■ Raw records
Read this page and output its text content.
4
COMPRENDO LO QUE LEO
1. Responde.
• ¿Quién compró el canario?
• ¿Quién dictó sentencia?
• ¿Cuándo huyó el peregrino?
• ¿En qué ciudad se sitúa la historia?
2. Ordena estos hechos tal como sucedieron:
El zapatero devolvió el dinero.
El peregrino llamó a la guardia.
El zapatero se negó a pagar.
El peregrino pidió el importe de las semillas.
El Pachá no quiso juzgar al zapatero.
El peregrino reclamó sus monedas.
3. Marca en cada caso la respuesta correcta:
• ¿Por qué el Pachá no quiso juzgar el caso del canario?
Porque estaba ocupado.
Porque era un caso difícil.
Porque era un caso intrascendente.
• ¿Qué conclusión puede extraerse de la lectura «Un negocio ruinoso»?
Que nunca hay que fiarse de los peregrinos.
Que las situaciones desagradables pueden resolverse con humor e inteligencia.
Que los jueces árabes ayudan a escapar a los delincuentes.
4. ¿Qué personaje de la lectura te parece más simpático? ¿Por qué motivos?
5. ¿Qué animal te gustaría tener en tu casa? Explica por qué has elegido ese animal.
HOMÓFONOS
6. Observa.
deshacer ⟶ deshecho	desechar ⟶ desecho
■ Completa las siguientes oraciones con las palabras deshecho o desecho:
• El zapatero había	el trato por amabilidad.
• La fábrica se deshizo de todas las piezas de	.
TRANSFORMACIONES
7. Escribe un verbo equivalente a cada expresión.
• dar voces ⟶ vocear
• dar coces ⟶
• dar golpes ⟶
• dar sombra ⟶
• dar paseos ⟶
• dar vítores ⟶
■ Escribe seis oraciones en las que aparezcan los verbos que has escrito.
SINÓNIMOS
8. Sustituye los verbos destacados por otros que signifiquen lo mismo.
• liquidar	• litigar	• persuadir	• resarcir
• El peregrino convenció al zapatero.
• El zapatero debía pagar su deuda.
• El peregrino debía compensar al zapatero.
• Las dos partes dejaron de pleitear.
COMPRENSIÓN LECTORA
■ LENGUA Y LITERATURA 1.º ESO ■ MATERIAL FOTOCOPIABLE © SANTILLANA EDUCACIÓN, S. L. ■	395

■ Job
Extract the data in full. Keep it word for word.

■ Answer
Read this page and output its text content.
4
COMPRENDO LO QUE LEO
1. Responde.
• ¿Quién compró el canario?
• ¿Quién dictó sentencia?
• ¿Cuándo huyó el peregrino?
• ¿En qué ciudad se sitúa la historia?
2. Ordena estos hechos tal como sucedieron:
El zapatero devolvió el dinero.
El peregrino llamó a la guardia.
El zapatero se negó a pagar.
El peregrino pidió el importe de las semillas.
El Pachá no quiso juzgar al zapatero.
El peregrino reclamó sus monedas.
3. Marca en cada caso la respuesta correcta:
• ¿Por qué el Pachá no quiso juzgar el caso del canario?
Porque estaba ocupado.
Porque era un caso difícil.
Porque era un caso intrascendente.
• ¿Qué conclusión puede extraerse de la lectura «Un negocio ruinoso»?
Que nunca hay que fiarse de los peregrinos.
Que las situaciones desagradables pueden resolverse con humor e inteligencia.
Que los jueces árabes ayudan a escapar a los delincuentes.
4. ¿Qué personaje de la lectura te parece más simpático? ¿Por qué motivos?
5. ¿Qué animal te gustaría tener en tu casa? Explica por qué has elegido ese animal.
HOMÓFONOS
6. Observa.
deshacer ⟶ deshecho	desechar ⟶ desecho
■ Completa las siguientes oraciones con las palabras deshecho o desecho:
• El zapatero había	el trato por amabilidad.
• La fábrica se deshizo de todas las piezas de	.
TRANSFORMACIONES
7. Escribe un verbo equivalente a cada expresión.
• dar voces ⟶ vocear
• dar coces ⟶
• dar golpes ⟶
• dar sombra ⟶
• dar paseos ⟶
• dar vítores ⟶
■ Escribe seis oraciones en las que aparezcan los verbos que has escrito.
SINÓNIMOS
8. Sustituye los verbos destacados por otros que signifiquen lo mismo.
• liquidar	• litigar	• persuadir	• resarcir
• El peregrino convenció al zapatero.
• El zapatero debía pagar su deuda.
• El peregrino debía compensar al zapatero.
• Las dos partes dejaron de pleitear.
COMPRENSIÓN LECTORA
■ LENGUA Y LITERATURA 1.º ESO ■ MATERIAL FOTOCOPIABLE © SANTILLANA EDUCACIÓN, S. L. ■	395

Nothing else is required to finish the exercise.